* _Material for the task_
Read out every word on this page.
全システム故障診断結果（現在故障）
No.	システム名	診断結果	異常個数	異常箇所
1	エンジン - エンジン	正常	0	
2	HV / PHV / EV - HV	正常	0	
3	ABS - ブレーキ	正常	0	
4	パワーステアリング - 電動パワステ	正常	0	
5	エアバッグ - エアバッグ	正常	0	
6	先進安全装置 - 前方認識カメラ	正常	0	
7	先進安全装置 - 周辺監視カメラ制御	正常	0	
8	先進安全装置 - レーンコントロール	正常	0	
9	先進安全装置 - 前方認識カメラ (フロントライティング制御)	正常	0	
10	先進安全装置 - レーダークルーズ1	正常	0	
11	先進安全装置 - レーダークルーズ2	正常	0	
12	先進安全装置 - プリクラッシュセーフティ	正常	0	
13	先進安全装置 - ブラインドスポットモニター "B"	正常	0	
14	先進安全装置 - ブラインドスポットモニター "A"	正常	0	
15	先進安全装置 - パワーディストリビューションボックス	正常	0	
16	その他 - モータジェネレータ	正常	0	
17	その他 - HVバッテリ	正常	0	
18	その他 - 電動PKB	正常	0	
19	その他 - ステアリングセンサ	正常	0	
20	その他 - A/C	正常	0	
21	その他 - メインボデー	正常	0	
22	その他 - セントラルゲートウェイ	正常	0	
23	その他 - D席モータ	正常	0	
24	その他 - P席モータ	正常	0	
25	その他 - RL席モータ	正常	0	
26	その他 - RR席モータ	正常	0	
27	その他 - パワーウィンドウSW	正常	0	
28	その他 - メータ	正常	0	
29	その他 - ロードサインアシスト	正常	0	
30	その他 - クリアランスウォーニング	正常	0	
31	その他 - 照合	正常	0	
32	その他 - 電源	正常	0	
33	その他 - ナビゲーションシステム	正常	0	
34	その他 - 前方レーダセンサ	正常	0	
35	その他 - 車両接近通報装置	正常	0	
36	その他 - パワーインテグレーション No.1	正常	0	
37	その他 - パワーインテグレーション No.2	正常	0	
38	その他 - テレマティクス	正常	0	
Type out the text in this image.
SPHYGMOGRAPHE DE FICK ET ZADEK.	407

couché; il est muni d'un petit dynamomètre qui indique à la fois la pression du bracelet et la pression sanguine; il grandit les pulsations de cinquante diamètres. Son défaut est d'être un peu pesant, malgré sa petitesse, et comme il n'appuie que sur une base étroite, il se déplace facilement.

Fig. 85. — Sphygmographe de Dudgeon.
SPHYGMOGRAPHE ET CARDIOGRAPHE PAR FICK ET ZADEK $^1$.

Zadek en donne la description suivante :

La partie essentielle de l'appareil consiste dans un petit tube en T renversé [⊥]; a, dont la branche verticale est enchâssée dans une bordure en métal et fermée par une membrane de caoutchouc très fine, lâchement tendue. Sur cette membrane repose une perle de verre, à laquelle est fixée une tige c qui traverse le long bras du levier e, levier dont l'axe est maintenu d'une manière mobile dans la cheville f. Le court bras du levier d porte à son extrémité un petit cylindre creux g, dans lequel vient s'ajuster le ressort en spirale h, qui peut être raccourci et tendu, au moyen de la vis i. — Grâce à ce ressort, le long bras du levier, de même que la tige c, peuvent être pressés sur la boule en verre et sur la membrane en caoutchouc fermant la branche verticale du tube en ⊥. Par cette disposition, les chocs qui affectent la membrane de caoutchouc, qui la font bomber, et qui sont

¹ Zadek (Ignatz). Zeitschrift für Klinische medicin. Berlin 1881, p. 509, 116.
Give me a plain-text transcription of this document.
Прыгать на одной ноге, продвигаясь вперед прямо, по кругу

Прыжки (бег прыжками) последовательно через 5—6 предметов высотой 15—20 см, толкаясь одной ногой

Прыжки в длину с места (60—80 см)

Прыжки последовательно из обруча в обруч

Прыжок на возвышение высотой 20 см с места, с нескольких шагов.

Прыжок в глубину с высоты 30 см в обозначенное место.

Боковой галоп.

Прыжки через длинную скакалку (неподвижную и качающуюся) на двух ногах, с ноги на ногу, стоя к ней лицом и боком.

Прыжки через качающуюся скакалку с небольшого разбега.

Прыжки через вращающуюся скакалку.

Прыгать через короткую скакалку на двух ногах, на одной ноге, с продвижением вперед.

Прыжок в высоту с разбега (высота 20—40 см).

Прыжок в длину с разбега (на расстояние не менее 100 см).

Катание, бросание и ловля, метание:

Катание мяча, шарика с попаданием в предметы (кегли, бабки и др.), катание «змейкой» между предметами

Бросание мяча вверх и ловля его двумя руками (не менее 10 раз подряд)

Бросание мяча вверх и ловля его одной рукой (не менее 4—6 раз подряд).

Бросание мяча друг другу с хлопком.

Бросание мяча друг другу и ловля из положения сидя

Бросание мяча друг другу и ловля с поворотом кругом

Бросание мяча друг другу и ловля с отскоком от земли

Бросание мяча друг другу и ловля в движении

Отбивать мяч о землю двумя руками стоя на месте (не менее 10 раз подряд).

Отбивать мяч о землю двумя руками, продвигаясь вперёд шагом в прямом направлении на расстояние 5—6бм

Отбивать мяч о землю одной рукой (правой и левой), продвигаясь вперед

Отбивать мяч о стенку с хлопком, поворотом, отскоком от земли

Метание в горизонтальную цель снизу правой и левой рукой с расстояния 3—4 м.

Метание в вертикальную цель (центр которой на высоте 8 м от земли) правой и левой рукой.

* _Exercise description_
Give the number of lines in the listing above that hold the string "места", with nothing else.

* _Exercise response_
2